[Instructions to follow]:
The listing below must be repeated word for word, with its images excluded.

[The data]:
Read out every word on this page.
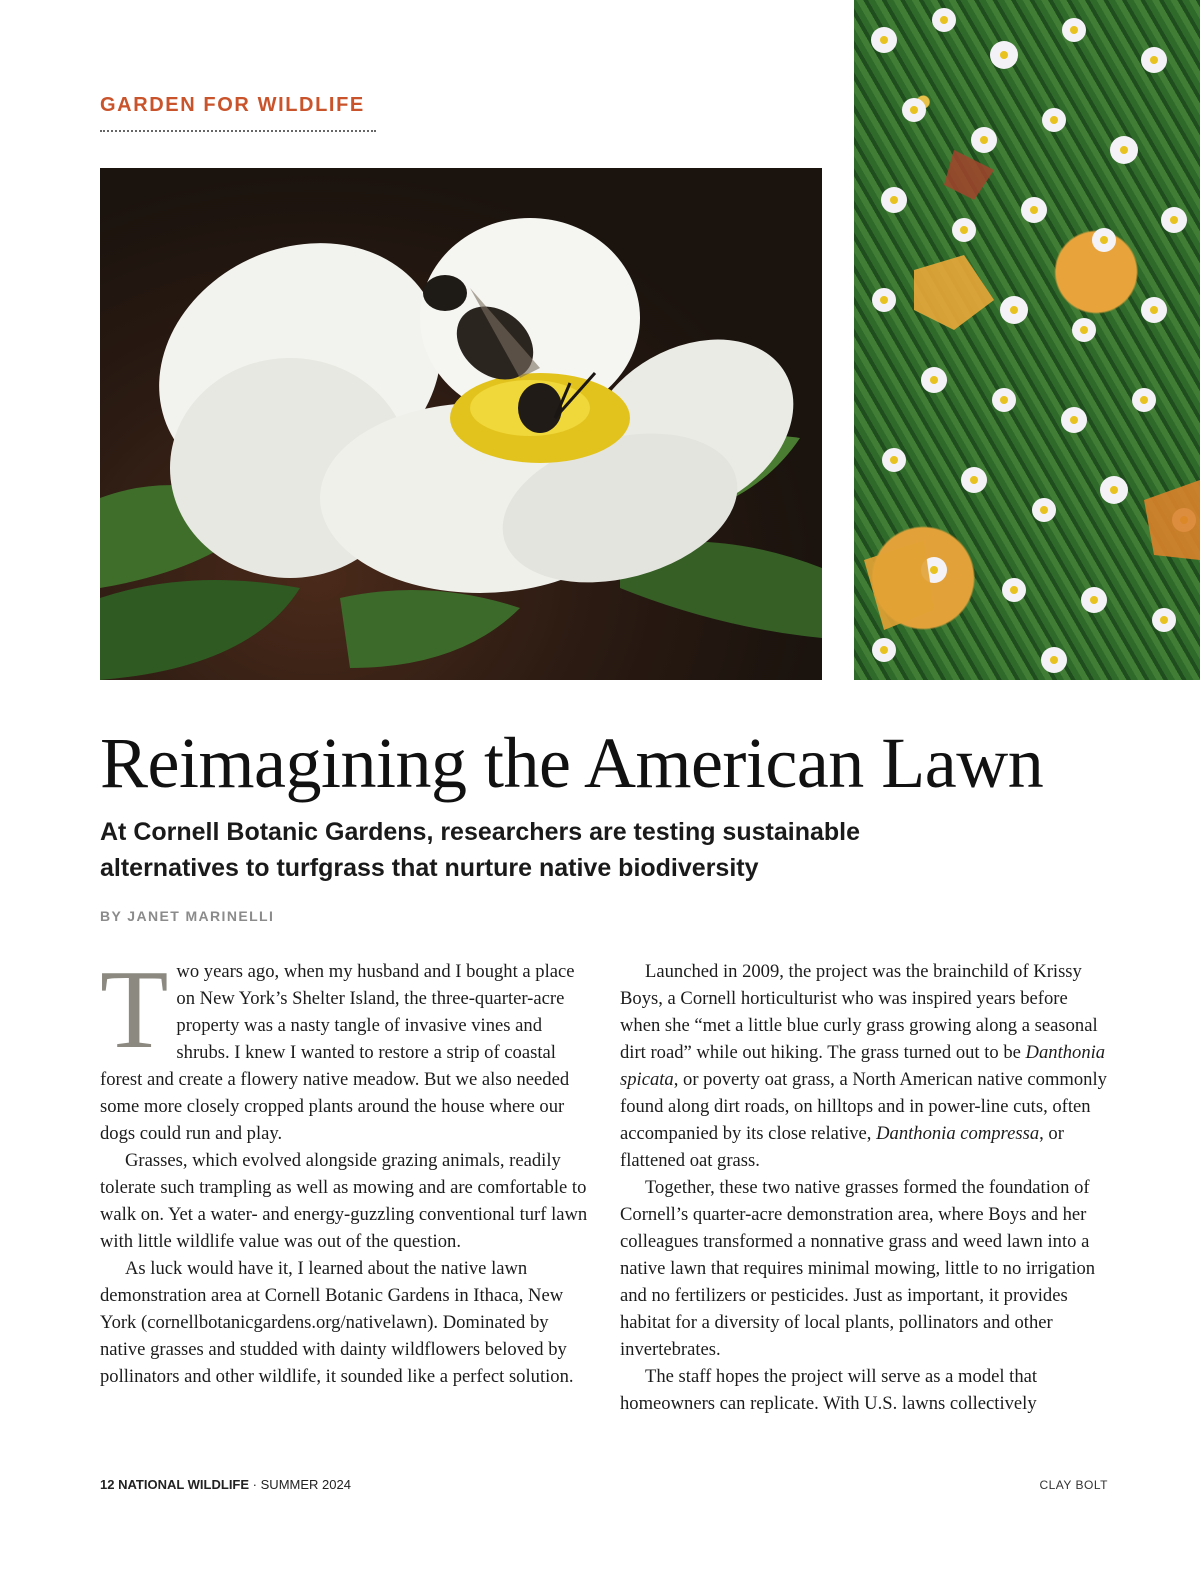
GARDEN FOR WILDLIFE
Reimagining the American Lawn

At Cornell Botanic Gardens, researchers are testing sustainable alternatives to turfgrass that nurture native biodiversity

BY JANET MARINELLI

Two years ago, when my husband and I bought a place on New York’s Shelter Island, the three-quarter-acre property was a nasty tangle of invasive vines and shrubs. I knew I wanted to restore a strip of coastal forest and create a flowery native meadow. But we also needed some more closely cropped plants around the house where our dogs could run and play.

Grasses, which evolved alongside grazing animals, readily tolerate such trampling as well as mowing and are comfortable to walk on. Yet a water- and energy-guzzling conventional turf lawn with little wildlife value was out of the question.

As luck would have it, I learned about the native lawn demonstration area at Cornell Botanic Gardens in Ithaca, New York (cornellbotanicgardens.org/nativelawn). Dominated by native grasses and studded with dainty wildflowers beloved by pollinators and other wildlife, it sounded like a perfect solution.

Launched in 2009, the project was the brainchild of Krissy Boys, a Cornell horticulturist who was inspired years before when she “met a little blue curly grass growing along a seasonal dirt road” while out hiking. The grass turned out to be Danthonia spicata, or poverty oat grass, a North American native commonly found along dirt roads, on hilltops and in power-line cuts, often accompanied by its close relative, Danthonia compressa, or flattened oat grass.

Together, these two native grasses formed the foundation of Cornell’s quarter-acre demonstration area, where Boys and her colleagues transformed a nonnative grass and weed lawn into a native lawn that requires minimal mowing, little to no irrigation and no fertilizers or pesticides. Just as important, it provides habitat for a diversity of local plants, pollinators and other invertebrates.

The staff hopes the project will serve as a model that homeowners can replicate. With U.S. lawns collectively

12 NATIONAL WILDLIFE · SUMMER 2024	CLAY BOLT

[Expected answer]:
Read out every word on this page.
GARDEN FOR WILDLIFE
Reimagining the American Lawn

At Cornell Botanic Gardens, researchers are testing sustainable alternatives to turfgrass that nurture native biodiversity

BY JANET MARINELLI

Two years ago, when my husband and I bought a place on New York’s Shelter Island, the three-quarter-acre property was a nasty tangle of invasive vines and shrubs. I knew I wanted to restore a strip of coastal forest and create a flowery native meadow. But we also needed some more closely cropped plants around the house where our dogs could run and play.

Grasses, which evolved alongside grazing animals, readily tolerate such trampling as well as mowing and are comfortable to walk on. Yet a water- and energy-guzzling conventional turf lawn with little wildlife value was out of the question.

As luck would have it, I learned about the native lawn demonstration area at Cornell Botanic Gardens in Ithaca, New York (cornellbotanicgardens.org/nativelawn). Dominated by native grasses and studded with dainty wildflowers beloved by pollinators and other wildlife, it sounded like a perfect solution.

Launched in 2009, the project was the brainchild of Krissy Boys, a Cornell horticulturist who was inspired years before when she “met a little blue curly grass growing along a seasonal dirt road” while out hiking. The grass turned out to be Danthonia spicata, or poverty oat grass, a North American native commonly found along dirt roads, on hilltops and in power-line cuts, often accompanied by its close relative, Danthonia compressa, or flattened oat grass.

Together, these two native grasses formed the foundation of Cornell’s quarter-acre demonstration area, where Boys and her colleagues transformed a nonnative grass and weed lawn into a native lawn that requires minimal mowing, little to no irrigation and no fertilizers or pesticides. Just as important, it provides habitat for a diversity of local plants, pollinators and other invertebrates.

The staff hopes the project will serve as a model that homeowners can replicate. With U.S. lawns collectively

12 NATIONAL WILDLIFE · SUMMER 2024	CLAY BOLT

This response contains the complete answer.